#### Problem to work on:
Print the complete set of entries exactly.

[Entries from a dataset]
· · · · ·

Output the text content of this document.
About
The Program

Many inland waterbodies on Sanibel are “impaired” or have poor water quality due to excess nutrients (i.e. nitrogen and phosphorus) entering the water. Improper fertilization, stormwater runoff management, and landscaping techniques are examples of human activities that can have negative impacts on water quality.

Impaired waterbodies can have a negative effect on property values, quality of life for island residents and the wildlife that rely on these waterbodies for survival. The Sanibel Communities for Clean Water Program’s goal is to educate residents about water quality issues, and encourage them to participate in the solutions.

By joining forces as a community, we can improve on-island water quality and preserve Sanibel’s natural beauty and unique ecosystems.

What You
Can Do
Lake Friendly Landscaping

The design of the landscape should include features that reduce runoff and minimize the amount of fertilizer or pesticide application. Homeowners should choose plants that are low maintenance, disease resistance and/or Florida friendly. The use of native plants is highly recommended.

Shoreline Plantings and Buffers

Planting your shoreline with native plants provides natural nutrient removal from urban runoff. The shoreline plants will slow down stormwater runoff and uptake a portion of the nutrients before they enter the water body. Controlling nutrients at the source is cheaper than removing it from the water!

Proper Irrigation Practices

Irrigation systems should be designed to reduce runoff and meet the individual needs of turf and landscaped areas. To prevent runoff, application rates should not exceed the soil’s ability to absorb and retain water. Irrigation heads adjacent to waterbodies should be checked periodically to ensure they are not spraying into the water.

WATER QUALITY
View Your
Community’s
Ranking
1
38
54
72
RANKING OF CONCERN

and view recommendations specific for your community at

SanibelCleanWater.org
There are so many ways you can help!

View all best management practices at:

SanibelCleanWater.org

· · · · ·

#### Exercise answer:
Output the text content of this document.
About
The Program

Many inland waterbodies on Sanibel are “impaired” or have poor water quality due to excess nutrients (i.e. nitrogen and phosphorus) entering the water. Improper fertilization, stormwater runoff management, and landscaping techniques are examples of human activities that can have negative impacts on water quality.

Impaired waterbodies can have a negative effect on property values, quality of life for island residents and the wildlife that rely on these waterbodies for survival. The Sanibel Communities for Clean Water Program’s goal is to educate residents about water quality issues, and encourage them to participate in the solutions.

By joining forces as a community, we can improve on-island water quality and preserve Sanibel’s natural beauty and unique ecosystems.

What You
Can Do
Lake Friendly Landscaping

The design of the landscape should include features that reduce runoff and minimize the amount of fertilizer or pesticide application. Homeowners should choose plants that are low maintenance, disease resistance and/or Florida friendly. The use of native plants is highly recommended.

Shoreline Plantings and Buffers

Planting your shoreline with native plants provides natural nutrient removal from urban runoff. The shoreline plants will slow down stormwater runoff and uptake a portion of the nutrients before they enter the water body. Controlling nutrients at the source is cheaper than removing it from the water!

Proper Irrigation Practices

Irrigation systems should be designed to reduce runoff and meet the individual needs of turf and landscaped areas. To prevent runoff, application rates should not exceed the soil’s ability to absorb and retain water. Irrigation heads adjacent to waterbodies should be checked periodically to ensure they are not spraying into the water.

WATER QUALITY
View Your
Community’s
Ranking
1
38
54
72
RANKING OF CONCERN

and view recommendations specific for your community at

SanibelCleanWater.org
There are so many ways you can help!

View all best management practices at:

SanibelCleanWater.org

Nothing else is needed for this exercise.